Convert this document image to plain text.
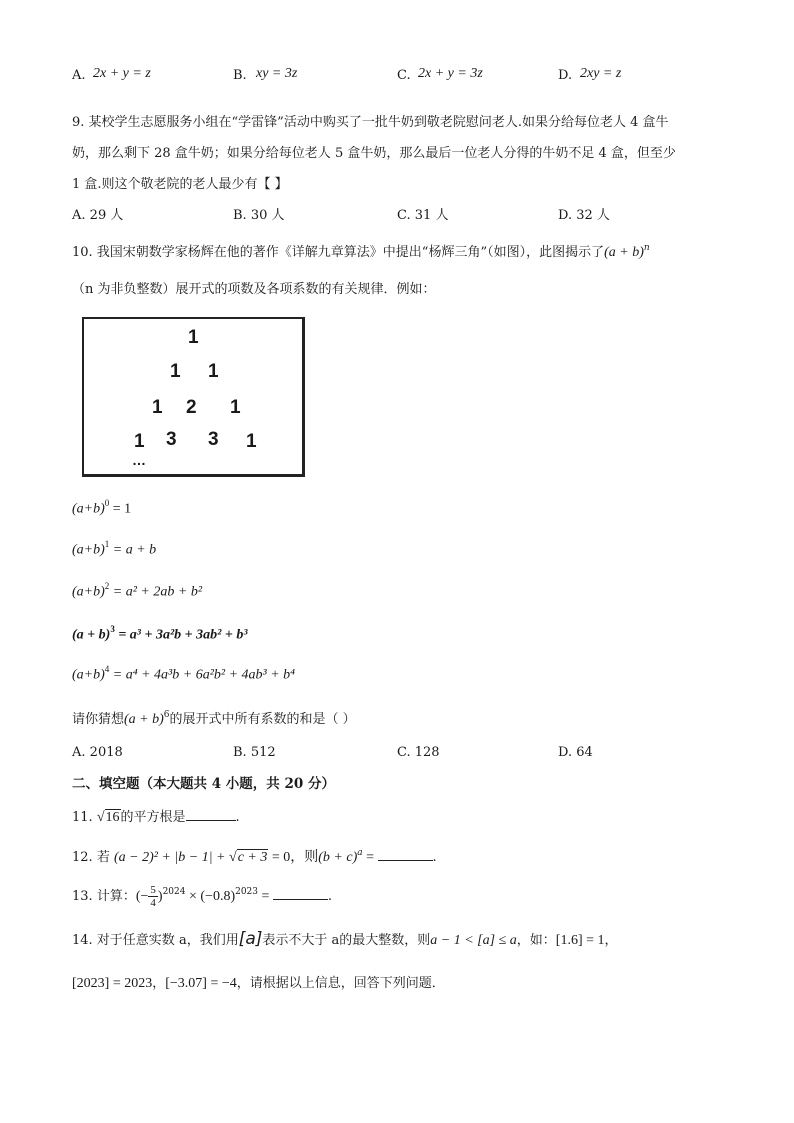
A. 2x + y = z	B. xy = 3z	C. 2x + y = 3z	D. 2xy = z
9. 某校学生志愿服务小组在“学雷锋”活动中购买了一批牛奶到敬老院慰问老人.如果分给每位老人 4 盒牛
奶，那么剩下 28 盒牛奶；如果分给每位老人 5 盒牛奶，那么最后一位老人分得的牛奶不足 4 盒，但至少
1 盒.则这个敬老院的老人最少有【 】
A. 29 人	B. 30 人	C. 31 人	D. 32 人
10. 我国宋朝数学家杨辉在他的著作《详解九章算法》中提出“杨辉三角”（如图），此图揭示了$(a + b)^n$
（n 为非负整数）展开式的项数及各项系数的有关规律．例如：
1
1 1
1 2 1
1 3 3 1
…
$(a+b)^0 = 1$
$(a+b)^1 = a + b$
$(a+b)^2 = a^2 + 2ab + b^2$
$(a + b)^3 = a^3 + 3a^2b + 3ab^2 + b^3$
$(a+b)^4 = a^4 + 4a^3b + 6a^2b^2 + 4ab^3 + b^4$
请你猜想$(a + b)^6$的展开式中所有系数的和是（ ）
A. 2018	B. 512	C. 128	D. 64
二、填空题（本大题共 4 小题，共 20 分）
11. √16的平方根是	.
12. 若 (a − 2)² + |b − 1| + √c + 3 = 0，则$(b + c)^a$ =	.
13. 计算：(− $\frac{5}{4} )^{2024} \times (-0.8)^{2023}$ =	.
14. 对于任意实数 a，我们用[a]表示不大于 a的最大整数，则a − 1 < [a] ≤ a，如：[1.6] = 1，
[2023] = 2023，[−3.07] = −4，请根据以上信息，回答下列问题．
· · · ·
**What this task involves**
Return the material exactly as given, apart from the pictures.

**In response**
Convert this document image to plain text.
A. 2x + y = z	B. xy = 3z	C. 2x + y = 3z	D. 2xy = z
9. 某校学生志愿服务小组在“学雷锋”活动中购买了一批牛奶到敬老院慰问老人.如果分给每位老人 4 盒牛
奶，那么剩下 28 盒牛奶；如果分给每位老人 5 盒牛奶，那么最后一位老人分得的牛奶不足 4 盒，但至少
1 盒.则这个敬老院的老人最少有【 】
A. 29 人	B. 30 人	C. 31 人	D. 32 人
10. 我国宋朝数学家杨辉在他的著作《详解九章算法》中提出“杨辉三角”（如图），此图揭示了$(a + b)^n$
（n 为非负整数）展开式的项数及各项系数的有关规律．例如：
1
1 1
1 2 1
1 3 3 1
…
$(a+b)^0 = 1$
$(a+b)^1 = a + b$
$(a+b)^2 = a^2 + 2ab + b^2$
$(a + b)^3 = a^3 + 3a^2b + 3ab^2 + b^3$
$(a+b)^4 = a^4 + 4a^3b + 6a^2b^2 + 4ab^3 + b^4$
请你猜想$(a + b)^6$的展开式中所有系数的和是（ ）
A. 2018	B. 512	C. 128	D. 64
二、填空题（本大题共 4 小题，共 20 分）
11. √16的平方根是	.
12. 若 (a − 2)² + |b − 1| + √c + 3 = 0，则$(b + c)^a$ =	.
13. 计算：(− $\frac{5}{4} )^{2024} \times (-0.8)^{2023}$ =	.
14. 对于任意实数 a，我们用[a]表示不大于 a的最大整数，则a − 1 < [a] ≤ a，如：[1.6] = 1，
[2023] = 2023，[−3.07] = −4，请根据以上信息，回答下列问题．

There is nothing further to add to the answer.